Task goal: Gather each line of the records where "Full" appears.

Extracted data:
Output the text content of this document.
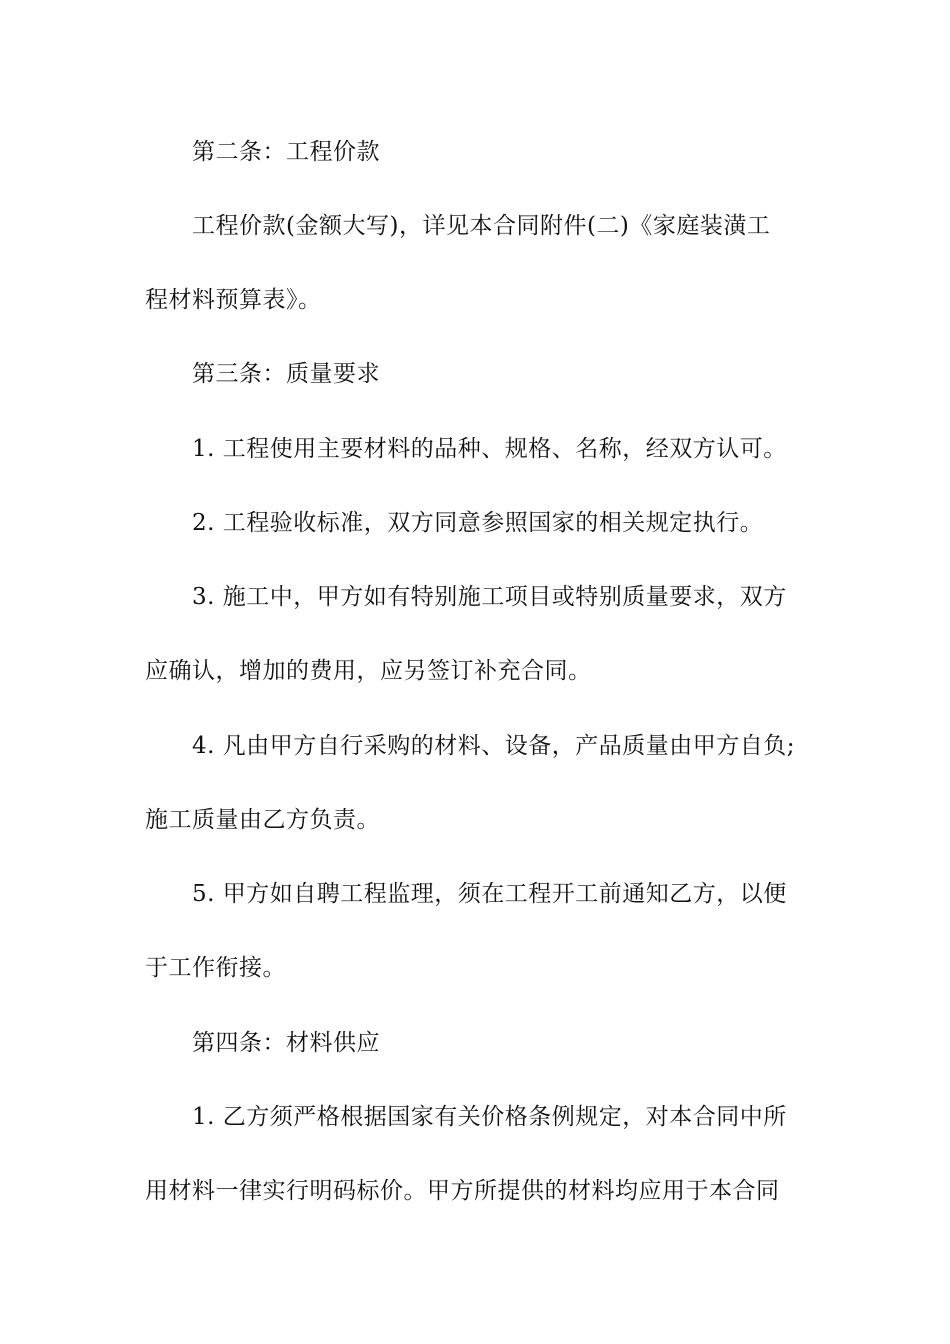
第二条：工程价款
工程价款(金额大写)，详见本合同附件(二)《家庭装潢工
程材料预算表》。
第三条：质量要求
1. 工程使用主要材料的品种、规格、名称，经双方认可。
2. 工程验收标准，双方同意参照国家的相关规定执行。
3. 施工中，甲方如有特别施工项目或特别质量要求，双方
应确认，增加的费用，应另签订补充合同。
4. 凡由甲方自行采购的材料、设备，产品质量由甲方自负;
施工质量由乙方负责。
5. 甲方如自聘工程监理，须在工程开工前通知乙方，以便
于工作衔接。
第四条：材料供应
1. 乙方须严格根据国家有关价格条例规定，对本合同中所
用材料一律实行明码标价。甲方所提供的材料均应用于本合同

* * *

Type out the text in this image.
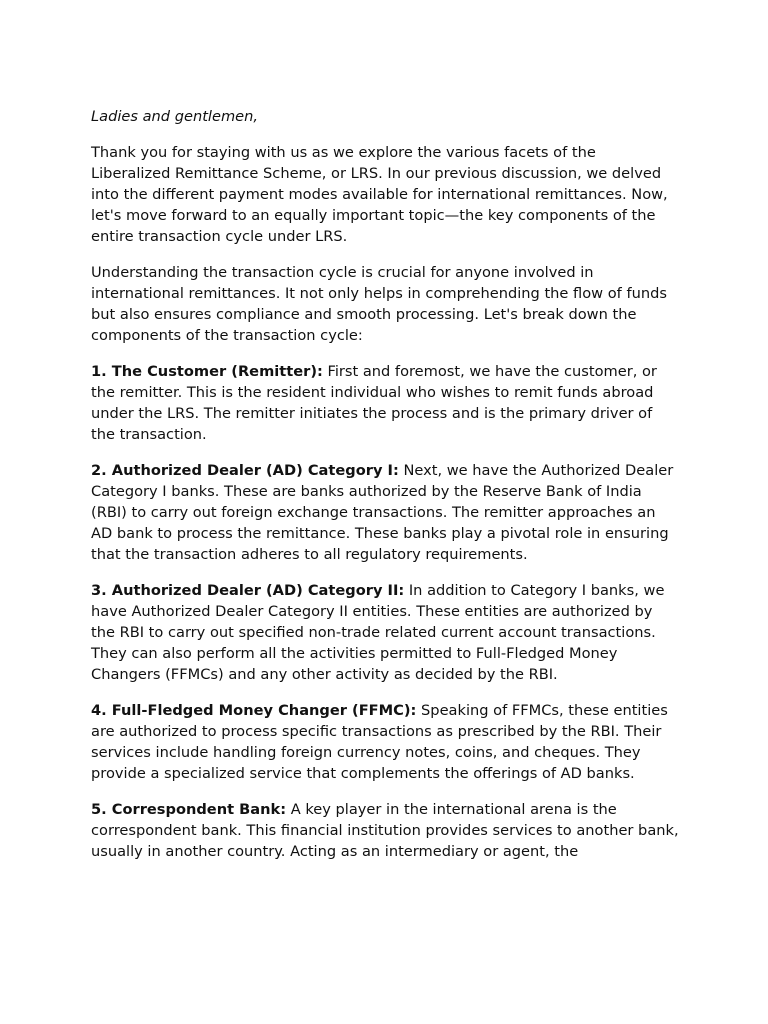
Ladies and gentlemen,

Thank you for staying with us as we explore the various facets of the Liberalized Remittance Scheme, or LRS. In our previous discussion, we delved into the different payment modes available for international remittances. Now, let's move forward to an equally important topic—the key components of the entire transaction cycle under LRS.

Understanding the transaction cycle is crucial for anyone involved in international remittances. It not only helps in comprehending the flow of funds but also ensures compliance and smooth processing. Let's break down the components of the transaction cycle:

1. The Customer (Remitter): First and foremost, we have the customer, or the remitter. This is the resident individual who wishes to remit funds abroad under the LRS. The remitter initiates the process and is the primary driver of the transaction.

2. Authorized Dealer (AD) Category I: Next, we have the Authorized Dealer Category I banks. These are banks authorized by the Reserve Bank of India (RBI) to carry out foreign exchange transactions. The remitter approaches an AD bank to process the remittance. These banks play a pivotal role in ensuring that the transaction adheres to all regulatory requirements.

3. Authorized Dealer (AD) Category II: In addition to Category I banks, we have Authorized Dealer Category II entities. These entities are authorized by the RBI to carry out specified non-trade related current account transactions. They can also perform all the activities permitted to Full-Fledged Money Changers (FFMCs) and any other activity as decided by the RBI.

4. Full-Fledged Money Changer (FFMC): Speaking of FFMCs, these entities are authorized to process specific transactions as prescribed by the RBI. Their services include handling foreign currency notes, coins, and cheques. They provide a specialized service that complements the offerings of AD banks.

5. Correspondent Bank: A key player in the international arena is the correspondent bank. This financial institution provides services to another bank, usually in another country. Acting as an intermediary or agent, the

Exercise result:
3. Authorized Dealer (AD) Category II: In addition to Category I banks, we have Authorized Dealer Category II entities. These entities are authorized by the RBI to carry out specified non-trade related current account transactions. They can also perform all the activities permitted to Full-Fledged Money Changers (FFMCs) and any other activity as decided by the RBI.
4. Full-Fledged Money Changer (FFMC): Speaking of FFMCs, these entities are authorized to process specific transactions as prescribed by the RBI. Their services include handling foreign currency notes, coins, and cheques. They provide a specialized service that complements the offerings of AD banks.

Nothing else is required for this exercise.